**Extracted entries**:
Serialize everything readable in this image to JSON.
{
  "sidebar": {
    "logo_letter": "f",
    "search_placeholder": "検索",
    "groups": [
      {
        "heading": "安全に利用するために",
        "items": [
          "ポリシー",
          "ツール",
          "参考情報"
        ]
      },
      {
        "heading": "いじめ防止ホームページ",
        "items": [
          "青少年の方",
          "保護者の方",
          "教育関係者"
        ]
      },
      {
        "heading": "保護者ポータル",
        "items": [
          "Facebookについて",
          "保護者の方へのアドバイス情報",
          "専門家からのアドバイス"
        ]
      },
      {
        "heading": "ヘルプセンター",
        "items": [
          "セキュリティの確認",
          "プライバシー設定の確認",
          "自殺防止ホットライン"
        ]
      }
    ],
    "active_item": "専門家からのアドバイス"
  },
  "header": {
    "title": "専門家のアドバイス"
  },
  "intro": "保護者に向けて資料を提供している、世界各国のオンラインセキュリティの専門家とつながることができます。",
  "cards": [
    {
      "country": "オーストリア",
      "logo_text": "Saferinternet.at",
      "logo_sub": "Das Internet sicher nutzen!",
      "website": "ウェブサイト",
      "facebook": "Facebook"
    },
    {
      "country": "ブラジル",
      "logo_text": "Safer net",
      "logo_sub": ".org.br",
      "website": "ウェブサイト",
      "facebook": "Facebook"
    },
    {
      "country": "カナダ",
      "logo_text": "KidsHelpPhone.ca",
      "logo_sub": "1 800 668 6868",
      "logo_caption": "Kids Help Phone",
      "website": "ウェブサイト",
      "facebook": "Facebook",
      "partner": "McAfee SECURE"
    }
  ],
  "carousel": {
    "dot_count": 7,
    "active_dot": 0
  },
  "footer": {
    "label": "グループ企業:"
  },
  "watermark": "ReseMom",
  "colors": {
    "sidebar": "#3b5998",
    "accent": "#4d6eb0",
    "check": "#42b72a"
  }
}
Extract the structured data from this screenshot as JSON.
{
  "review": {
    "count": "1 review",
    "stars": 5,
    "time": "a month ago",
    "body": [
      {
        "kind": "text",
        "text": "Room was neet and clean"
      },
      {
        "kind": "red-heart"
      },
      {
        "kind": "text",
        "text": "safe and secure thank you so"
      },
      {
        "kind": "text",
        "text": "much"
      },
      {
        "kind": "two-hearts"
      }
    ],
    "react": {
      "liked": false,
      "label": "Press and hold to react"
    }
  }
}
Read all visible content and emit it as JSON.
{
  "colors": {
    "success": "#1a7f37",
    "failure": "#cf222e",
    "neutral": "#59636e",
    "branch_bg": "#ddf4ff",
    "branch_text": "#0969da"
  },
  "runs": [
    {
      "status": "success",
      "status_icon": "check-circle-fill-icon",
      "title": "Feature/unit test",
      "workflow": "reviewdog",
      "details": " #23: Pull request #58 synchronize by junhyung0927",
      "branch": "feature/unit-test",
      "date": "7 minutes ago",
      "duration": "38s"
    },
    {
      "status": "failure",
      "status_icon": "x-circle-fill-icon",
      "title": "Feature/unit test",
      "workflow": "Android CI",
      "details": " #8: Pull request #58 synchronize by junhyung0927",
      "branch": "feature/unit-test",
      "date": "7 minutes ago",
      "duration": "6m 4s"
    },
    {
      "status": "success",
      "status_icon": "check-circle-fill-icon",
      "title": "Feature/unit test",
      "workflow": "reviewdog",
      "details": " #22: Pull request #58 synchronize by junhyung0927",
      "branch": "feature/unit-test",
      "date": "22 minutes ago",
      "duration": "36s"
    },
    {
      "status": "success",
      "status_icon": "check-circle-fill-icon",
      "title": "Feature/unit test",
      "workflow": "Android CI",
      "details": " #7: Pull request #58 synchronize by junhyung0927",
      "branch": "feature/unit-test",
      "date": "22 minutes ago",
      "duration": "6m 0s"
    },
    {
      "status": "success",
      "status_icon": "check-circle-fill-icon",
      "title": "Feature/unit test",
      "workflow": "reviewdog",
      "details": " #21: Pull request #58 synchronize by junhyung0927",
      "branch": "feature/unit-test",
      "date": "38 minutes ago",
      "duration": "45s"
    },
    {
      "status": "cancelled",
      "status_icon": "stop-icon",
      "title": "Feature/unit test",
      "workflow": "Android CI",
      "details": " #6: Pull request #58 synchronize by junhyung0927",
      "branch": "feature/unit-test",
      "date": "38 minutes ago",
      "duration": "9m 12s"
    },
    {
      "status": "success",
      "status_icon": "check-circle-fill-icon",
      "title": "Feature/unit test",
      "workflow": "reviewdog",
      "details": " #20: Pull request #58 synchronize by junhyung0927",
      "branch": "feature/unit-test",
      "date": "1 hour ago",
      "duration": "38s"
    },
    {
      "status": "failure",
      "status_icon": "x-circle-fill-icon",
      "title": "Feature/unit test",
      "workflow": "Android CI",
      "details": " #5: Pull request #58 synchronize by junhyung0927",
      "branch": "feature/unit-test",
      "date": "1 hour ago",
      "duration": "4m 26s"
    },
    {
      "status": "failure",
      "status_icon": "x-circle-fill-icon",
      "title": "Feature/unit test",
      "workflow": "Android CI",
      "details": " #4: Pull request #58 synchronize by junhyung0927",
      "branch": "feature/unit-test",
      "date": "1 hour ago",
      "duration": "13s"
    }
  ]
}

**Problem to work on**: Identify every line above that includes the word "heading", and show those lines.

**Reply**:
        "heading": "安全に利用するために",
        "heading": "いじめ防止ホームページ",
        "heading": "保護者ポータル",
        "heading": "ヘルプセンター",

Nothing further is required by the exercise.